Your task is to print every entry below exactly as given.

Provided material:
________
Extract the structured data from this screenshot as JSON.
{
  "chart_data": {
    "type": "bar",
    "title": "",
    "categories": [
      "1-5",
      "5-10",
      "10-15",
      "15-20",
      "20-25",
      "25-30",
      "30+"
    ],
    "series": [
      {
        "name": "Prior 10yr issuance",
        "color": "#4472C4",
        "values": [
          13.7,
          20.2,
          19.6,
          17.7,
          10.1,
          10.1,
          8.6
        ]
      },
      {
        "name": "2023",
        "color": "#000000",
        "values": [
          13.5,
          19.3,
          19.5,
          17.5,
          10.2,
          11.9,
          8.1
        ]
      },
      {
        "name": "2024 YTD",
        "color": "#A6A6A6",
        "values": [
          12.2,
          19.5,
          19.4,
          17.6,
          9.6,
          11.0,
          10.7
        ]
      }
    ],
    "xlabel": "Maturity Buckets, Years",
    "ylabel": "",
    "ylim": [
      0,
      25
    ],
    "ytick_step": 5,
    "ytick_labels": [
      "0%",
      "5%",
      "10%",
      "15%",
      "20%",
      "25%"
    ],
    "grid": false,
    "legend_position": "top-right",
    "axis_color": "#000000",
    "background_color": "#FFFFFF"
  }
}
________
Reply to the exercise:
Extract the structured data from this screenshot as JSON.
{
  "chart_data": {
    "type": "bar",
    "title": "",
    "categories": [
      "1-5",
      "5-10",
      "10-15",
      "15-20",
      "20-25",
      "25-30",
      "30+"
    ],
    "series": [
      {
        "name": "Prior 10yr issuance",
        "color": "#4472C4",
        "values": [
          13.7,
          20.2,
          19.6,
          17.7,
          10.1,
          10.1,
          8.6
        ]
      },
      {
        "name": "2023",
        "color": "#000000",
        "values": [
          13.5,
          19.3,
          19.5,
          17.5,
          10.2,
          11.9,
          8.1
        ]
      },
      {
        "name": "2024 YTD",
        "color": "#A6A6A6",
        "values": [
          12.2,
          19.5,
          19.4,
          17.6,
          9.6,
          11.0,
          10.7
        ]
      }
    ],
    "xlabel": "Maturity Buckets, Years",
    "ylabel": "",
    "ylim": [
      0,
      25
    ],
    "ytick_step": 5,
    "ytick_labels": [
      "0%",
      "5%",
      "10%",
      "15%",
      "20%",
      "25%"
    ],
    "grid": false,
    "legend_position": "top-right",
    "axis_color": "#000000",
    "background_color": "#FFFFFF"
  }
}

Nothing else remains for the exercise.